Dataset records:
______

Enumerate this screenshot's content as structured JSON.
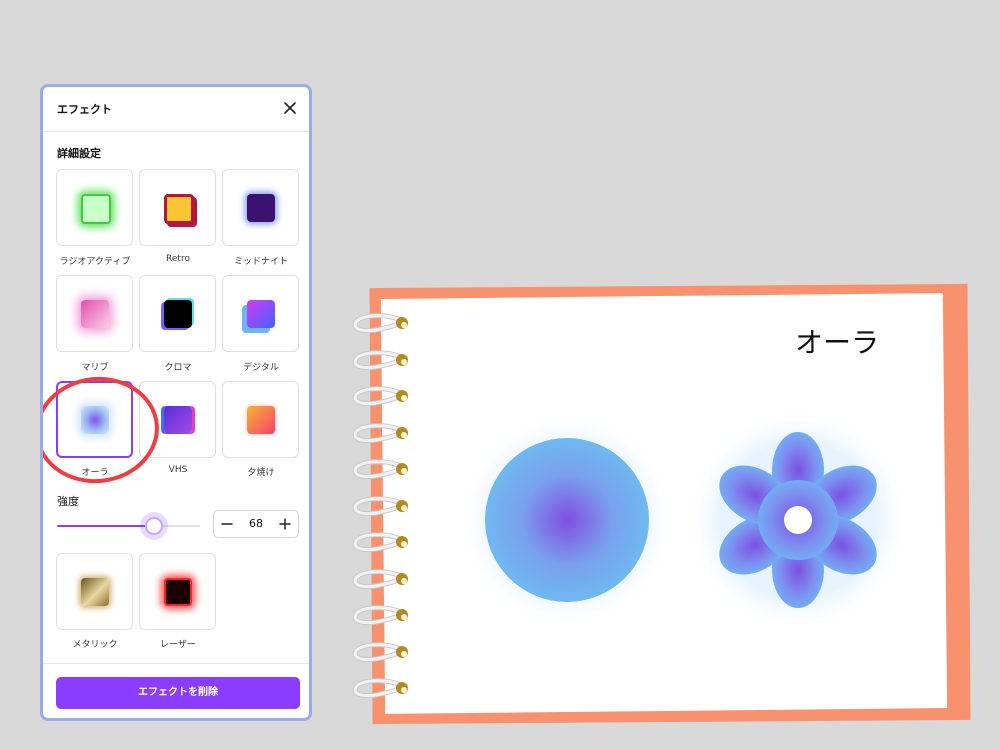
{
  "panel": {
    "title": "エフェクト",
    "section_title": "詳細設定",
    "effects": [
      {
        "label": "ラジオアクティブ",
        "icon": "radioactive-effect-thumbnail"
      },
      {
        "label": "Retro",
        "icon": "retro-effect-thumbnail"
      },
      {
        "label": "ミッドナイト",
        "icon": "midnight-effect-thumbnail"
      },
      {
        "label": "マリブ",
        "icon": "malibu-effect-thumbnail"
      },
      {
        "label": "クロマ",
        "icon": "chroma-effect-thumbnail"
      },
      {
        "label": "デジタル",
        "icon": "digital-effect-thumbnail"
      },
      {
        "label": "オーラ",
        "icon": "aura-effect-thumbnail",
        "selected": true
      },
      {
        "label": "VHS",
        "icon": "vhs-effect-thumbnail"
      },
      {
        "label": "夕焼け",
        "icon": "sunset-effect-thumbnail"
      },
      {
        "label": "メタリック",
        "icon": "metallic-effect-thumbnail"
      },
      {
        "label": "レーザー",
        "icon": "laser-effect-thumbnail"
      }
    ],
    "strength_label": "強度",
    "strength_value": "68",
    "remove_button": "エフェクトを削除"
  },
  "canvas": {
    "title": "オーラ"
  },
  "colors": {
    "accent": "#8b3dff",
    "annotation_circle": "#ef3e42",
    "notebook_back": "#f7916e",
    "background": "#d9d9d9"
  }
}
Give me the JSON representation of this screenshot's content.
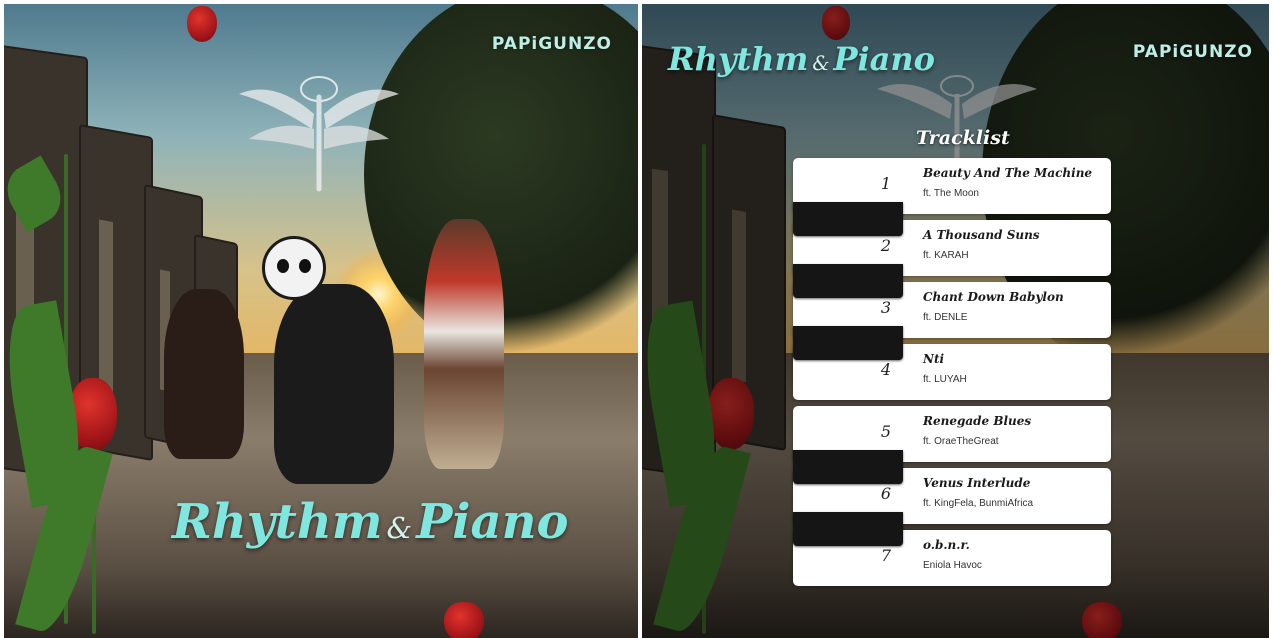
{
  "cover": {
    "brand": "PAPiGUNZO",
    "title_left": "Rhythm",
    "title_amp": "&",
    "title_right": "Piano"
  },
  "back": {
    "brand": "PAPiGUNZO",
    "title_left": "Rhythm",
    "title_amp": "&",
    "title_right": "Piano",
    "tracklist_label": "Tracklist",
    "tracks": [
      {
        "number": "1",
        "title": "Beauty And The Machine",
        "featuring": "ft. The Moon"
      },
      {
        "number": "2",
        "title": "A Thousand Suns",
        "featuring": "ft. KARAH"
      },
      {
        "number": "3",
        "title": "Chant Down Babylon",
        "featuring": "ft. DENLE"
      },
      {
        "number": "4",
        "title": "Nti",
        "featuring": "ft. LUYAH"
      },
      {
        "number": "5",
        "title": "Renegade Blues",
        "featuring": "ft. OraeTheGreat"
      },
      {
        "number": "6",
        "title": "Venus Interlude",
        "featuring": "ft. KingFela, BunmiAfrica"
      },
      {
        "number": "7",
        "title": "o.b.n.r.",
        "featuring": "Eniola Havoc"
      }
    ]
  },
  "colors": {
    "title_teal": "#7fe7e0",
    "brand_mint": "#bfeee6",
    "key_white": "#ffffff",
    "key_black": "#151515"
  },
  "icons": [
    "angel-cloud-icon",
    "tulip-icon"
  ]
}
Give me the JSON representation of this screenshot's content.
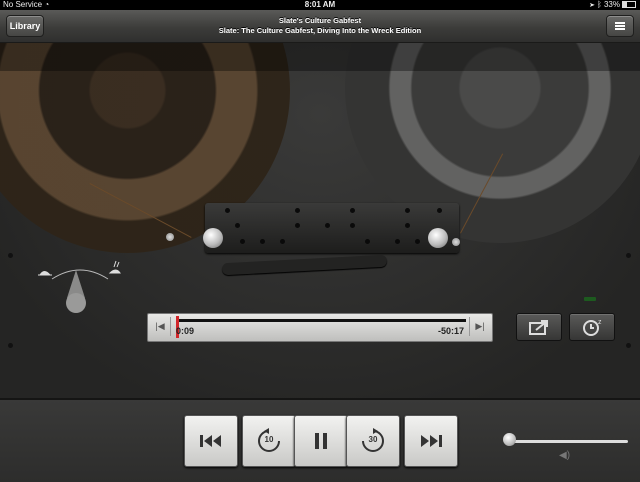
{
  "status_bar": {
    "carrier": "No Service",
    "time": "8:01 AM",
    "battery": "33%"
  },
  "nav": {
    "library_label": "Library",
    "podcast_title": "Slate's Culture Gabfest",
    "episode_title": "Slate: The Culture Gabfest, Diving Into the Wreck Edition",
    "list_icon": "list-icon"
  },
  "scrubber": {
    "elapsed": "0:09",
    "remaining": "-50:17",
    "position_fraction": 0.003
  },
  "controls": {
    "skip_back_seconds": "10",
    "skip_forward_seconds": "30",
    "icons": [
      "rewind-icon",
      "skip-back-10-icon",
      "pause-icon",
      "skip-forward-30-icon",
      "fast-forward-icon"
    ]
  },
  "volume": {
    "level_fraction": 0.02,
    "icon": "speaker-icon"
  },
  "speed": {
    "slow_icon": "turtle-icon",
    "fast_icon": "rabbit-icon"
  },
  "colors": {
    "playhead": "#d2262a",
    "accent_led": "#1d5a1f"
  }
}
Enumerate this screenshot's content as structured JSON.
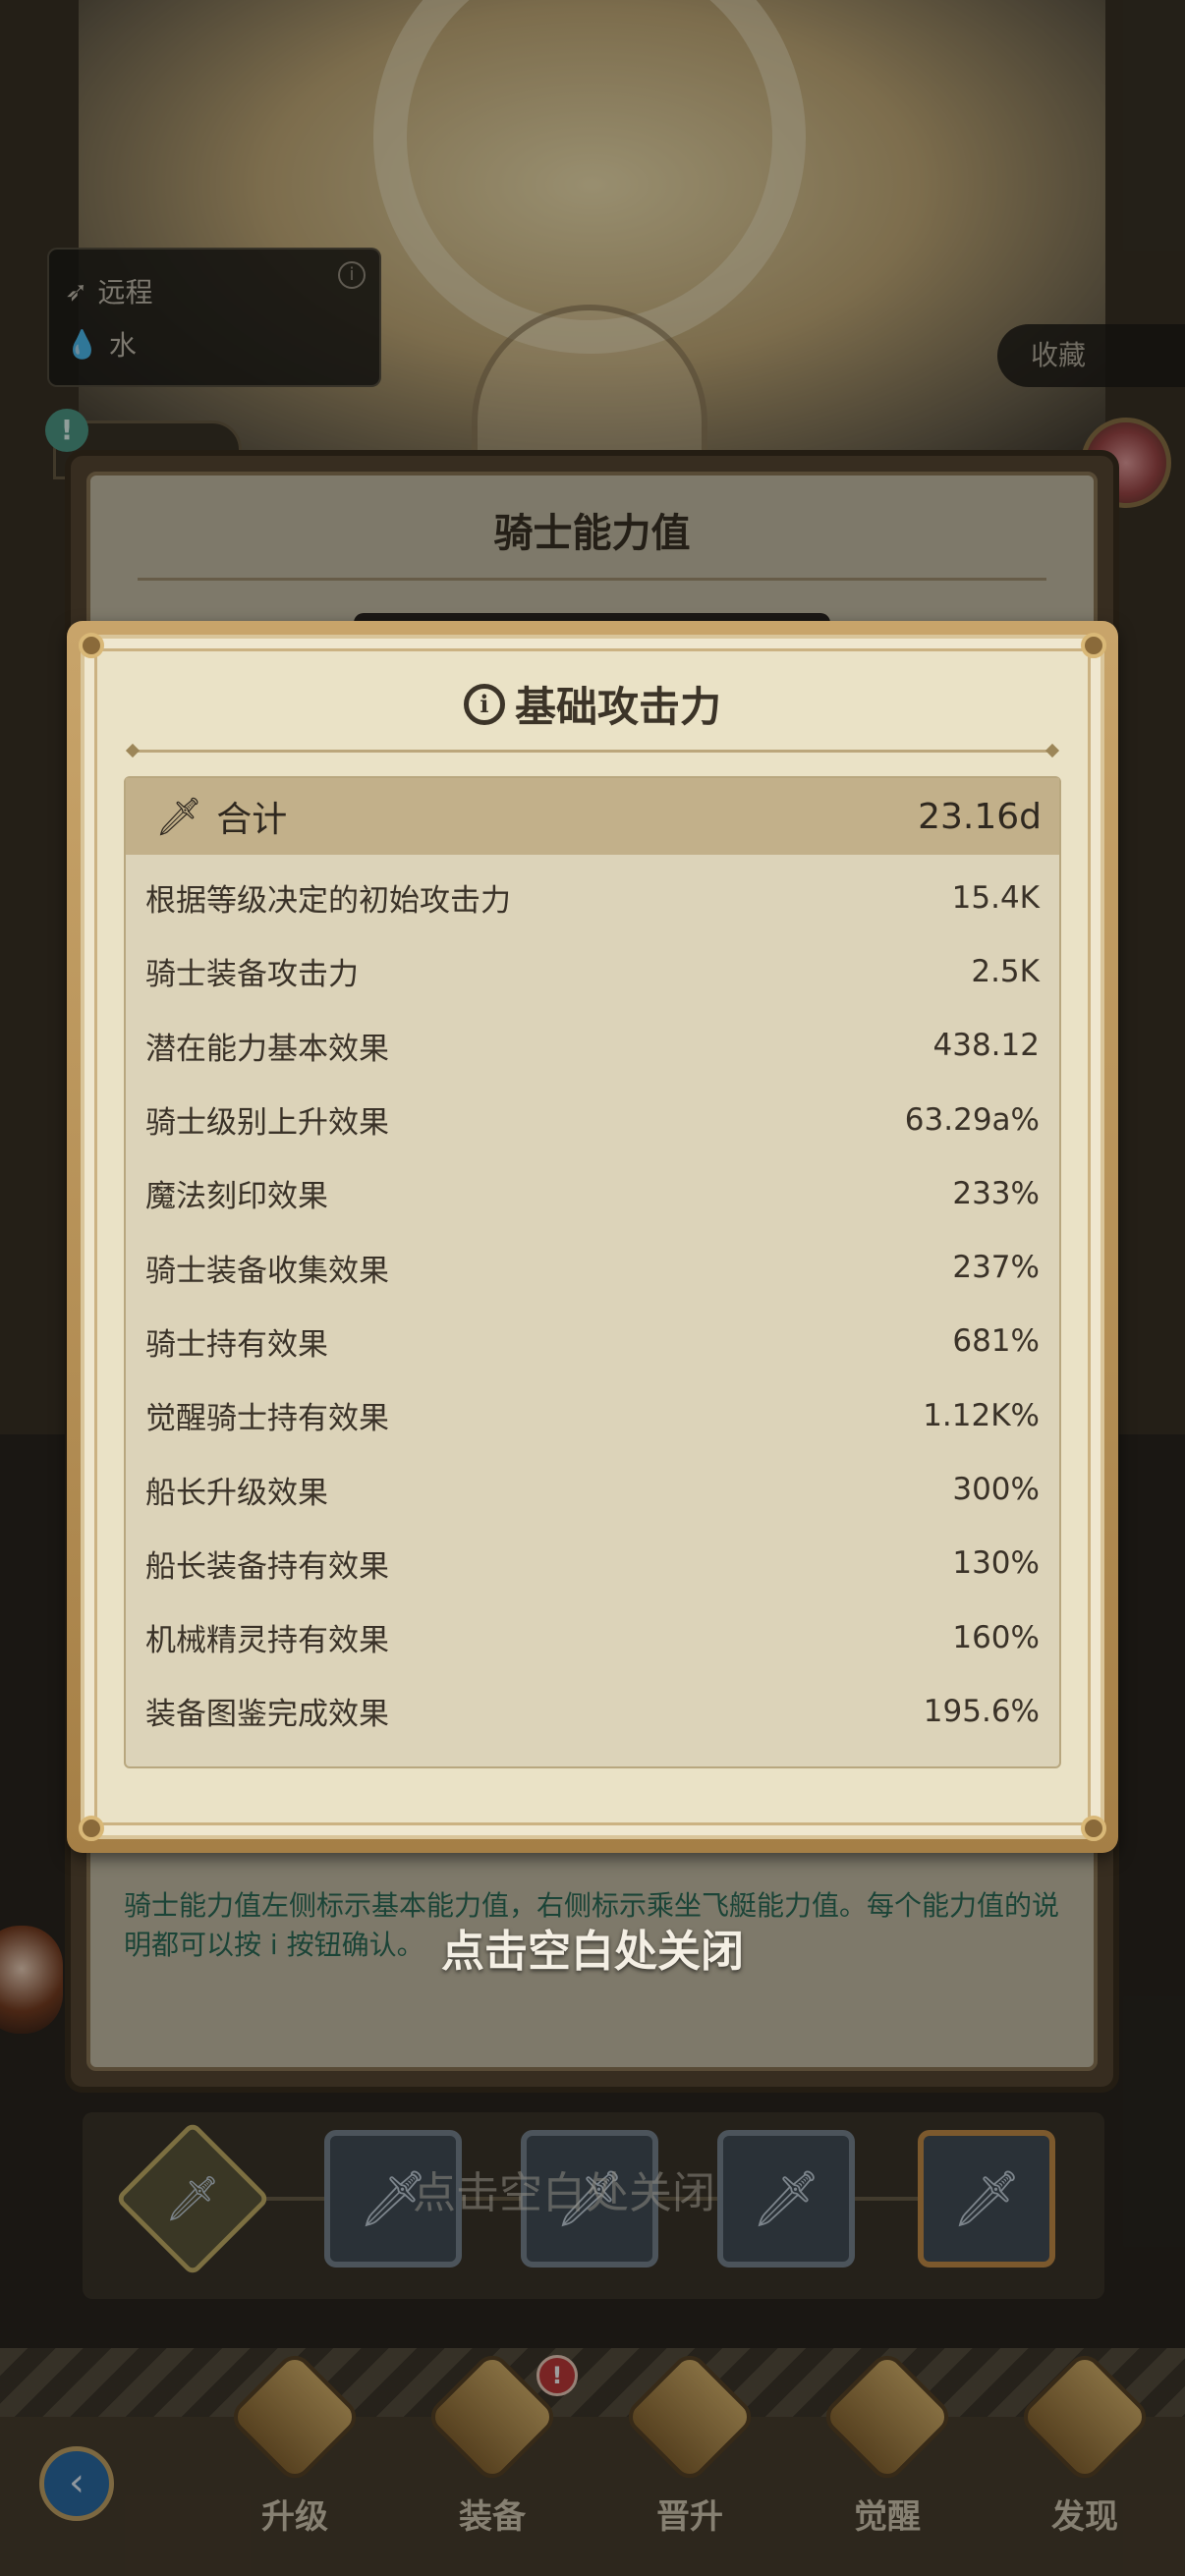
{
  "hero": {
    "type_card": {
      "attack_type": "远程",
      "element": "水",
      "info_glyph": "i"
    },
    "favorite_label": "收藏",
    "alert_glyph": "!"
  },
  "panel": {
    "title": "骑士能力值",
    "description": "骑士能力值左侧标示基本能力值，右侧标示乘坐飞艇能力值。每个能力值的说明都可以按 i 按钮确认。",
    "ghost_close": "点击空白处关闭"
  },
  "modal": {
    "title": "基础攻击力",
    "info_glyph": "i",
    "total": {
      "label": "合计",
      "value": "23.16d",
      "icon": "sword-icon"
    },
    "rows": [
      {
        "label": "根据等级决定的初始攻击力",
        "value": "15.4K"
      },
      {
        "label": "骑士装备攻击力",
        "value": "2.5K"
      },
      {
        "label": "潜在能力基本效果",
        "value": "438.12"
      },
      {
        "label": "骑士级别上升效果",
        "value": "63.29a%"
      },
      {
        "label": "魔法刻印效果",
        "value": "233%"
      },
      {
        "label": "骑士装备收集效果",
        "value": "237%"
      },
      {
        "label": "骑士持有效果",
        "value": "681%"
      },
      {
        "label": "觉醒骑士持有效果",
        "value": "1.12K%"
      },
      {
        "label": "船长升级效果",
        "value": "300%"
      },
      {
        "label": "船长装备持有效果",
        "value": "130%"
      },
      {
        "label": "机械精灵持有效果",
        "value": "160%"
      },
      {
        "label": "装备图鉴完成效果",
        "value": "195.6%"
      }
    ]
  },
  "close_hint": "点击空白处关闭",
  "nav": {
    "items": [
      {
        "label": "升级",
        "icon": "level-up-icon"
      },
      {
        "label": "装备",
        "icon": "shield-icon"
      },
      {
        "label": "晋升",
        "icon": "star-icon"
      },
      {
        "label": "觉醒",
        "icon": "sparkle-icon"
      },
      {
        "label": "发现",
        "icon": "discover-icon"
      }
    ],
    "alert_glyph": "!",
    "back_glyph": "‹"
  },
  "colors": {
    "accent_gold": "#c8a46a",
    "panel_cream": "#eae2c6",
    "desc_teal": "#2d6f5a"
  }
}
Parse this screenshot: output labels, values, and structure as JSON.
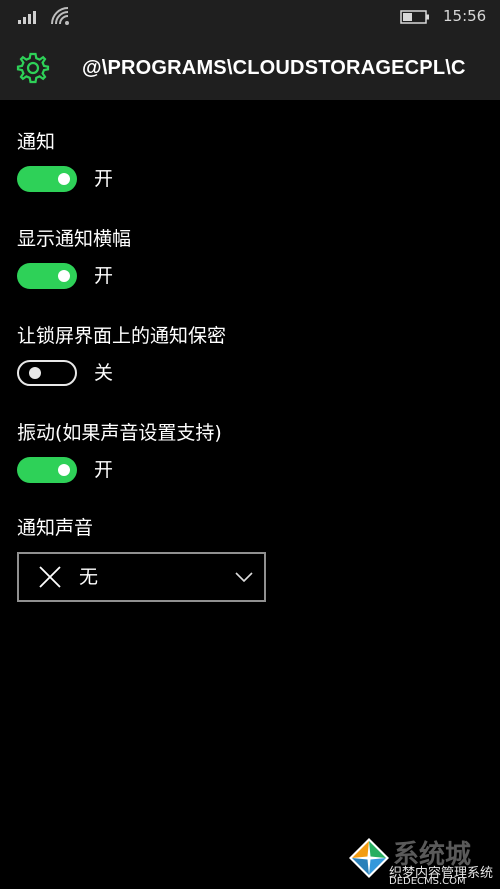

______

Write the listing above out again exactly, dropping each image.

TASK RESPONSE:
Enumerate this screenshot's content as structured JSON.
{
  "panel": {
    "title": "エフェクト",
    "section_title": "詳細設定",
    "effects": [
      {
        "label": "ラジオアクティブ",
        "icon": "radioactive-effect-thumbnail"
      },
      {
        "label": "Retro",
        "icon": "retro-effect-thumbnail"
      },
      {
        "label": "ミッドナイト",
        "icon": "midnight-effect-thumbnail"
      },
      {
        "label": "マリブ",
        "icon": "malibu-effect-thumbnail"
      },
      {
        "label": "クロマ",
        "icon": "chroma-effect-thumbnail"
      },
      {
        "label": "デジタル",
        "icon": "digital-effect-thumbnail"
      },
      {
        "label": "オーラ",
        "icon": "aura-effect-thumbnail",
        "selected": true
      },
      {
        "label": "VHS",
        "icon": "vhs-effect-thumbnail"
      },
      {
        "label": "夕焼け",
        "icon": "sunset-effect-thumbnail"
      },
      {
        "label": "メタリック",
        "icon": "metallic-effect-thumbnail"
      },
      {
        "label": "レーザー",
        "icon": "laser-effect-thumbnail"
      }
    ],
    "strength_label": "強度",
    "strength_value": "68",
    "remove_button": "エフェクトを削除"
  },
  "canvas": {
    "title": "オーラ"
  },
  "colors": {
    "accent": "#8b3dff",
    "annotation_circle": "#ef3e42",
    "notebook_back": "#f7916e",
    "background": "#d9d9d9"
  }
}
Give me the JSON representation of this screenshot's content.
{
  "cover": {
    "brand": "PAPiGUNZO",
    "title_left": "Rhythm",
    "title_amp": "&",
    "title_right": "Piano"
  },
  "back": {
    "brand": "PAPiGUNZO",
    "title_left": "Rhythm",
    "title_amp": "&",
    "title_right": "Piano",
    "tracklist_label": "Tracklist",
    "tracks": [
      {
        "number": "1",
        "title": "Beauty And The Machine",
        "featuring": "ft. The Moon"
      },
      {
        "number": "2",
        "title": "A Thousand Suns",
        "featuring": "ft. KARAH"
      },
      {
        "number": "3",
        "title": "Chant Down Babylon",
        "featuring": "ft. DENLE"
      },
      {
        "number": "4",
        "title": "Nti",
        "featuring": "ft. LUYAH"
      },
      {
        "number": "5",
        "title": "Renegade Blues",
        "featuring": "ft. OraeTheGreat"
      },
      {
        "number": "6",
        "title": "Venus Interlude",
        "featuring": "ft. KingFela, BunmiAfrica"
      },
      {
        "number": "7",
        "title": "o.b.n.r.",
        "featuring": "Eniola Havoc"
      }
    ]
  },
  "colors": {
    "title_teal": "#7fe7e0",
    "brand_mint": "#bfeee6",
    "key_white": "#ffffff",
    "key_black": "#151515"
  },
  "icons": [
    "angel-cloud-icon",
    "tulip-icon"
  ]
}
Give me the JSON representation of this screenshot's content.
{
  "status_bar": {
    "carrier": "No Service",
    "time": "8:01 AM",
    "battery": "33%"
  },
  "nav": {
    "library_label": "Library",
    "podcast_title": "Slate's Culture Gabfest",
    "episode_title": "Slate: The Culture Gabfest, Diving Into the Wreck Edition",
    "list_icon": "list-icon"
  },
  "scrubber": {
    "elapsed": "0:09",
    "remaining": "-50:17",
    "position_fraction": 0.003
  },
  "controls": {
    "skip_back_seconds": "10",
    "skip_forward_seconds": "30",
    "icons": [
      "rewind-icon",
      "skip-back-10-icon",
      "pause-icon",
      "skip-forward-30-icon",
      "fast-forward-icon"
    ]
  },
  "volume": {
    "level_fraction": 0.02,
    "icon": "speaker-icon"
  },
  "speed": {
    "slow_icon": "turtle-icon",
    "fast_icon": "rabbit-icon"
  },
  "colors": {
    "playhead": "#d2262a",
    "accent_led": "#1d5a1f"
  }
}
Enumerate this screenshot's content as structured JSON.
{
  "hero": {
    "type_card": {
      "attack_type": "远程",
      "element": "水",
      "info_glyph": "i"
    },
    "favorite_label": "收藏",
    "alert_glyph": "!"
  },
  "panel": {
    "title": "骑士能力值",
    "description": "骑士能力值左侧标示基本能力值，右侧标示乘坐飞艇能力值。每个能力值的说明都可以按 i 按钮确认。",
    "ghost_close": "点击空白处关闭"
  },
  "modal": {
    "title": "基础攻击力",
    "info_glyph": "i",
    "total": {
      "label": "合计",
      "value": "23.16d",
      "icon": "sword-icon"
    },
    "rows": [
      {
        "label": "根据等级决定的初始攻击力",
        "value": "15.4K"
      },
      {
        "label": "骑士装备攻击力",
        "value": "2.5K"
      },
      {
        "label": "潜在能力基本效果",
        "value": "438.12"
      },
      {
        "label": "骑士级别上升效果",
        "value": "63.29a%"
      },
      {
        "label": "魔法刻印效果",
        "value": "233%"
      },
      {
        "label": "骑士装备收集效果",
        "value": "237%"
      },
      {
        "label": "骑士持有效果",
        "value": "681%"
      },
      {
        "label": "觉醒骑士持有效果",
        "value": "1.12K%"
      },
      {
        "label": "船长升级效果",
        "value": "300%"
      },
      {
        "label": "船长装备持有效果",
        "value": "130%"
      },
      {
        "label": "机械精灵持有效果",
        "value": "160%"
      },
      {
        "label": "装备图鉴完成效果",
        "value": "195.6%"
      }
    ]
  },
  "close_hint": "点击空白处关闭",
  "nav": {
    "items": [
      {
        "label": "升级",
        "icon": "level-up-icon"
      },
      {
        "label": "装备",
        "icon": "shield-icon"
      },
      {
        "label": "晋升",
        "icon": "star-icon"
      },
      {
        "label": "觉醒",
        "icon": "sparkle-icon"
      },
      {
        "label": "发现",
        "icon": "discover-icon"
      }
    ],
    "alert_glyph": "!",
    "back_glyph": "‹"
  },
  "colors": {
    "accent_gold": "#c8a46a",
    "panel_cream": "#eae2c6",
    "desc_teal": "#2d6f5a"
  }
}
Parse this screenshot: output labels, values, and structure as JSON.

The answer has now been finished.